• **Dataset entries on figures**
· · ·

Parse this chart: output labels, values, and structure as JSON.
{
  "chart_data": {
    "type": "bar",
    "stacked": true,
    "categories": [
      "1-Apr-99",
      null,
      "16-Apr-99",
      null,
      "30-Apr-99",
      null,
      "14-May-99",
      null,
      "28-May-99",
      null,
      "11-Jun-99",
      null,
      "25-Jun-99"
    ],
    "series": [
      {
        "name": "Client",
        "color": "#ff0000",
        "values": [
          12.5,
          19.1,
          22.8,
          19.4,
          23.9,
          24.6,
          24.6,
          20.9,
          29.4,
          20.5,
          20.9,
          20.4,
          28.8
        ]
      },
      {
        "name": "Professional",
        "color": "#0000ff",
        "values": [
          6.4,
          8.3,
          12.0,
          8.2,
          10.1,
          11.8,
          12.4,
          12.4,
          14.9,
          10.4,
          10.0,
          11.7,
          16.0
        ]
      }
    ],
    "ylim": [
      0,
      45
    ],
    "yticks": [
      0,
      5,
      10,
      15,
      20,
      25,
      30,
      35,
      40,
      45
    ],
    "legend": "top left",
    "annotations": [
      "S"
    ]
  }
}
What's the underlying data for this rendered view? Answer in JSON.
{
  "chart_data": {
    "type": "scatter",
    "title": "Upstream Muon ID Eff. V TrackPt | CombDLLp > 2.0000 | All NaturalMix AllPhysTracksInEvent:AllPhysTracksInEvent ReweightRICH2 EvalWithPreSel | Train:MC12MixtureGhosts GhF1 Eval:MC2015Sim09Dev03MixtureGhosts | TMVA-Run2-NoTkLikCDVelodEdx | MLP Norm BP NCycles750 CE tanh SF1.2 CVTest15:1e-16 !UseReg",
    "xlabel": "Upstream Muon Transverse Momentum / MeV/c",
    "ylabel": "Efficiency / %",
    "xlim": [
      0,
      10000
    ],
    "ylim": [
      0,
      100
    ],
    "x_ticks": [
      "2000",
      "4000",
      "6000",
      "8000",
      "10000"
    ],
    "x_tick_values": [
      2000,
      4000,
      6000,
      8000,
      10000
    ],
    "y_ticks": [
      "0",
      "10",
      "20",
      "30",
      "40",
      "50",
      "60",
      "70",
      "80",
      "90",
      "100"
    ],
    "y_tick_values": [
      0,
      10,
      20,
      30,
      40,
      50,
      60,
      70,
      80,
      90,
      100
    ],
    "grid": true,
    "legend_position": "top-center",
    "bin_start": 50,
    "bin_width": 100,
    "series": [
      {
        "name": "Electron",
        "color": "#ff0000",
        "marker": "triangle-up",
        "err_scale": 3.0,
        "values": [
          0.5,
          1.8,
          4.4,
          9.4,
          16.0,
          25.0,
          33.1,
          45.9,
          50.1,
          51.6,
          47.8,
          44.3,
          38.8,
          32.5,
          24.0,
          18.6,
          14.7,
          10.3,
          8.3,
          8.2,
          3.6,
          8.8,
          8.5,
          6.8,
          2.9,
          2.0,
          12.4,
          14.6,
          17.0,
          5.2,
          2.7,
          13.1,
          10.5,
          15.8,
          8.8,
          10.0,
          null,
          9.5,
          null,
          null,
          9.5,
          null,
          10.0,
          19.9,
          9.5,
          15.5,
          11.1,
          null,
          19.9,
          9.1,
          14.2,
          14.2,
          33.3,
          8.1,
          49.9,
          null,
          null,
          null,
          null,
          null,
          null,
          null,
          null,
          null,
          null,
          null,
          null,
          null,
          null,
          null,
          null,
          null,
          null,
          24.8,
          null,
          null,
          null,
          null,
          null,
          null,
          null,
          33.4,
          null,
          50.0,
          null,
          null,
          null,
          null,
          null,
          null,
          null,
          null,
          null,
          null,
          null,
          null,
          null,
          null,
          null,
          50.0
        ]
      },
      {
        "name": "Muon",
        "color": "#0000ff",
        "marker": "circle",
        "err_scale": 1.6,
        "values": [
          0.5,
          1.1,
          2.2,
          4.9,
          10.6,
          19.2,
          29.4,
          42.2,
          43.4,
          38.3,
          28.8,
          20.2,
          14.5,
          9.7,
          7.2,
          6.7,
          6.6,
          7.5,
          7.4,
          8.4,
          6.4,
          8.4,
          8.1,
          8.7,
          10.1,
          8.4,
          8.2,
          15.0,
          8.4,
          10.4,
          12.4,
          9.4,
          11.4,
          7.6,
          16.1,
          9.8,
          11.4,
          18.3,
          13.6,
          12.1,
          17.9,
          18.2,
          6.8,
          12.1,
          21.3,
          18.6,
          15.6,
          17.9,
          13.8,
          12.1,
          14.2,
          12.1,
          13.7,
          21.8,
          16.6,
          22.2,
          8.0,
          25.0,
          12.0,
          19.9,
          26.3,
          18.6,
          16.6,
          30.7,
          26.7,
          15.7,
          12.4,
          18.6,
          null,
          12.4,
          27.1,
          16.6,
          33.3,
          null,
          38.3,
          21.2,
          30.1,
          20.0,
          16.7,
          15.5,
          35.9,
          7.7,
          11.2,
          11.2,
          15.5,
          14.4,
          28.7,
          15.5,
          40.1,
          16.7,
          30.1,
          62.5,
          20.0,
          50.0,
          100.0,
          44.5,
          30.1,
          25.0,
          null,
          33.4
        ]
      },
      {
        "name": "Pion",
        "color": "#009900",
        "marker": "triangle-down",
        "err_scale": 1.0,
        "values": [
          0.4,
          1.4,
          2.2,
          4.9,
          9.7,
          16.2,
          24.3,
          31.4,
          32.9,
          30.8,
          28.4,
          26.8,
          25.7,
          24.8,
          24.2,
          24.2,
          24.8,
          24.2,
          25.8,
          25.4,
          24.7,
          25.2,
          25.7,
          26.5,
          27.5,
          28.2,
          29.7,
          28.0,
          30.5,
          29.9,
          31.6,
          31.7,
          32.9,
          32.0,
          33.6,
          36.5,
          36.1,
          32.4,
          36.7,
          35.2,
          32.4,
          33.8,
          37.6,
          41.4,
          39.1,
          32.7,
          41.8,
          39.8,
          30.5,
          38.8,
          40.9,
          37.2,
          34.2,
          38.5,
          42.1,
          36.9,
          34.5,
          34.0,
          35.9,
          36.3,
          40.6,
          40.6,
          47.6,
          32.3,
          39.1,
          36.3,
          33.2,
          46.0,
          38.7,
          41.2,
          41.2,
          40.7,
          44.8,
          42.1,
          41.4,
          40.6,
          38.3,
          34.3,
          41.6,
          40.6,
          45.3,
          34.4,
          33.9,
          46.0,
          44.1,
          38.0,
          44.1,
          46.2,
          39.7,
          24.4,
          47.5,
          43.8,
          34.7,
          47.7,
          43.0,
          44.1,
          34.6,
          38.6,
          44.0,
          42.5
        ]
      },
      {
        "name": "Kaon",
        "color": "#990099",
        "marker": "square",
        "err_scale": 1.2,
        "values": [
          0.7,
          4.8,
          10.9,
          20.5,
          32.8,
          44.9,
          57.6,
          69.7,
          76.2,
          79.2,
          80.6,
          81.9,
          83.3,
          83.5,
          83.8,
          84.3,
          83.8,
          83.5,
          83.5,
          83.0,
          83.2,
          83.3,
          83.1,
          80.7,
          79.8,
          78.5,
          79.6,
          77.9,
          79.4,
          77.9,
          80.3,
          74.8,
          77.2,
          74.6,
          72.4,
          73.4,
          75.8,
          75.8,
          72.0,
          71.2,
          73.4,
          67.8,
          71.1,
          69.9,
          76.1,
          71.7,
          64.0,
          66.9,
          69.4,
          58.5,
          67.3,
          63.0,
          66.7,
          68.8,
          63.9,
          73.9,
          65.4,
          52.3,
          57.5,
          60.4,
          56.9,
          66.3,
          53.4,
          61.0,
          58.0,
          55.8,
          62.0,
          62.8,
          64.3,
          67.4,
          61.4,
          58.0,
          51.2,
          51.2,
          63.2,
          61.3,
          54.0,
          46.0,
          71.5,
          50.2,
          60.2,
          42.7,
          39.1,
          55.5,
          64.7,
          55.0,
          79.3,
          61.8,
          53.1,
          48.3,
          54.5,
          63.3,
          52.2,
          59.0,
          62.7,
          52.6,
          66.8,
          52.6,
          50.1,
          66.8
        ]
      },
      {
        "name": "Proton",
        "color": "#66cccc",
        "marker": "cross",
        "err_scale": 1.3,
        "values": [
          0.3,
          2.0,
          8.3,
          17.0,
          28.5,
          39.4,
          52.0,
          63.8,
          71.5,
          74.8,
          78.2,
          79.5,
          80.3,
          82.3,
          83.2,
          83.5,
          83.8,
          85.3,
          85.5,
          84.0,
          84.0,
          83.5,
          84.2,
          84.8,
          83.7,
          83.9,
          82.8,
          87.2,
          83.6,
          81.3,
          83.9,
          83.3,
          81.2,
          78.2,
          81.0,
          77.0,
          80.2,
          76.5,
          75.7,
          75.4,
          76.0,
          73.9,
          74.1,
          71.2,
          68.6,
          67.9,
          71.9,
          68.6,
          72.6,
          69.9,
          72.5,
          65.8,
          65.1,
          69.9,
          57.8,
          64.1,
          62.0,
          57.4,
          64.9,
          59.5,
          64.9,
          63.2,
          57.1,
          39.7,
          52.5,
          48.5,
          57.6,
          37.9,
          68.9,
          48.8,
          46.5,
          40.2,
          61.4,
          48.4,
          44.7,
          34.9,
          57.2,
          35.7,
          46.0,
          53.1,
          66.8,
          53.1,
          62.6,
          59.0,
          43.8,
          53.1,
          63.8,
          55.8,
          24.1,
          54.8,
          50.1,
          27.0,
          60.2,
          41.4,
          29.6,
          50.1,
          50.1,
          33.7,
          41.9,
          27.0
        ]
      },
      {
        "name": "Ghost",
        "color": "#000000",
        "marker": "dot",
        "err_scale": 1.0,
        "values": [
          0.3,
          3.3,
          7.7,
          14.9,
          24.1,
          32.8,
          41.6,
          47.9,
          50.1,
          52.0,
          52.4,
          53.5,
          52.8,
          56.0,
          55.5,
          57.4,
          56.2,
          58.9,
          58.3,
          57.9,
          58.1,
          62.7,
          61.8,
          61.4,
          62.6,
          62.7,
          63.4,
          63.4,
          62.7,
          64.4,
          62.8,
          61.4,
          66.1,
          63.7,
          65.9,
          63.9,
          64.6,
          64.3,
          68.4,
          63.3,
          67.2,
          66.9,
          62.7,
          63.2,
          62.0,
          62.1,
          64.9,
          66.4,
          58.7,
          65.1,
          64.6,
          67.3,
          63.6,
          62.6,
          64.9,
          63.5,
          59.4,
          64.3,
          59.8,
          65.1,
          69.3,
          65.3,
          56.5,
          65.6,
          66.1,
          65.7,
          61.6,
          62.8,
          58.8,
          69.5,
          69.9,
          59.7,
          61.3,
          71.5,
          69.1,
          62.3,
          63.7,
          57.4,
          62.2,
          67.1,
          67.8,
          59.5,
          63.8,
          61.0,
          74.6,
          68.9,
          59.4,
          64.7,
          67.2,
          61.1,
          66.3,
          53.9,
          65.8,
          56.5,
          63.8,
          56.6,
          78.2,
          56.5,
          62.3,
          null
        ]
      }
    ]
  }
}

· · ·

• **Instruction**
Count the lines in the records above that contain the word "color", and give only the number.

• **Final answer**
8